— Start SUPPLIED RECORDS —
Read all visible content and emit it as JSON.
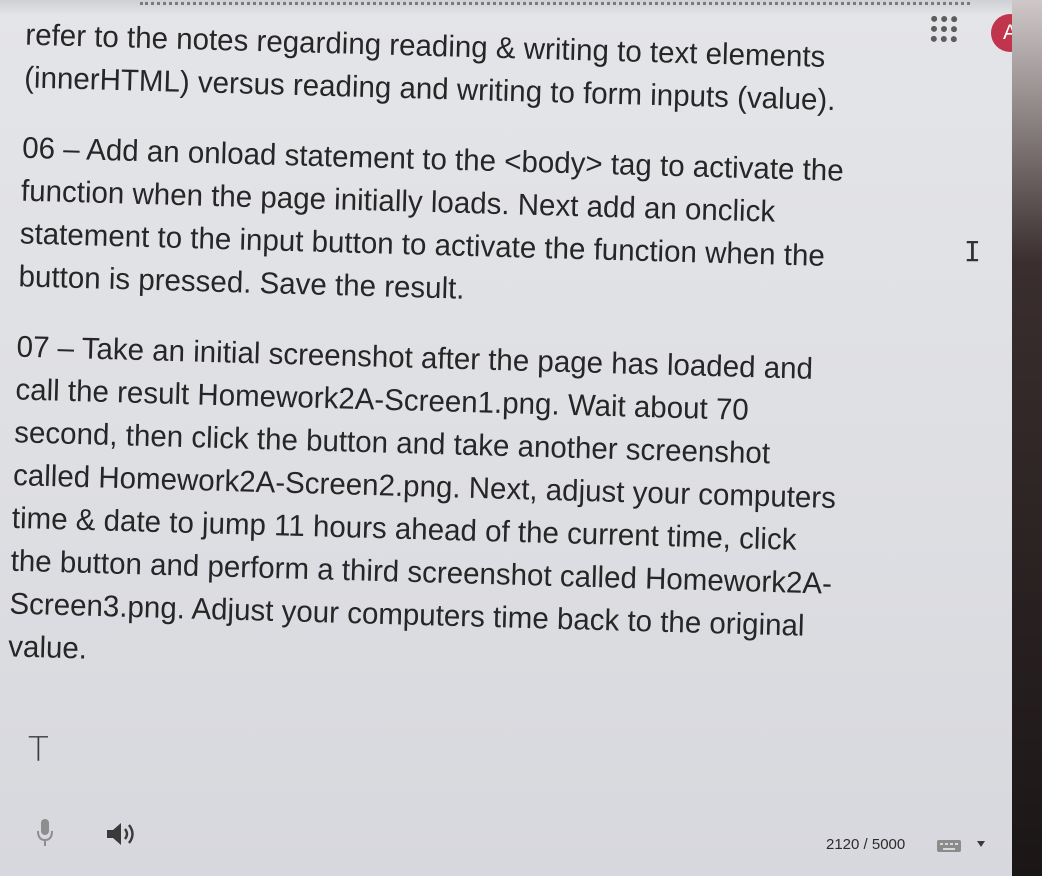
{
  "header": {
    "avatar_letter": "A",
    "apps_icon": "apps-grid-icon"
  },
  "document": {
    "lines": [
      "refer to the notes regarding reading & writing to text elements",
      "(innerHTML) versus reading and writing to form inputs (value).",
      "06 – Add an onload statement to the <body> tag to activate the",
      "function when the page initially loads. Next add an onclick",
      "statement to the input button to activate the function when the",
      "button is pressed. Save the result.",
      "07 – Take an initial screenshot after the page has loaded and",
      "call the result Homework2A-Screen1.png. Wait about 70",
      "second, then click the button and take another screenshot",
      "called Homework2A-Screen2.png. Next, adjust your computers",
      "time & date to jump 11 hours ahead of the current time, click",
      "the button and perform a third screenshot called Homework2A-",
      "Screen3.png. Adjust your computers time back to the original",
      "value."
    ],
    "text_cursor": "T"
  },
  "footer": {
    "char_count": "2120 / 5000",
    "icons": [
      "microphone-icon",
      "speaker-icon",
      "keyboard-icon",
      "dropdown-arrow-icon"
    ]
  },
  "colors": {
    "avatar_bg": "#c0344c",
    "page_bg": "#e2e3e6",
    "text": "#262626"
  }
}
— End SUPPLIED RECORDS —
YOUR INSTRUCTIONS:
All records above are to be printed exactly, minus the pictures they contain.

COMPLETED TASK:
Read all visible content and emit it as JSON.
{
  "header": {
    "avatar_letter": "A",
    "apps_icon": "apps-grid-icon"
  },
  "document": {
    "lines": [
      "refer to the notes regarding reading & writing to text elements",
      "(innerHTML) versus reading and writing to form inputs (value).",
      "06 – Add an onload statement to the <body> tag to activate the",
      "function when the page initially loads. Next add an onclick",
      "statement to the input button to activate the function when the",
      "button is pressed. Save the result.",
      "07 – Take an initial screenshot after the page has loaded and",
      "call the result Homework2A-Screen1.png. Wait about 70",
      "second, then click the button and take another screenshot",
      "called Homework2A-Screen2.png. Next, adjust your computers",
      "time & date to jump 11 hours ahead of the current time, click",
      "the button and perform a third screenshot called Homework2A-",
      "Screen3.png. Adjust your computers time back to the original",
      "value."
    ],
    "text_cursor": "T"
  },
  "footer": {
    "char_count": "2120 / 5000",
    "icons": [
      "microphone-icon",
      "speaker-icon",
      "keyboard-icon",
      "dropdown-arrow-icon"
    ]
  },
  "colors": {
    "avatar_bg": "#c0344c",
    "page_bg": "#e2e3e6",
    "text": "#262626"
  }
}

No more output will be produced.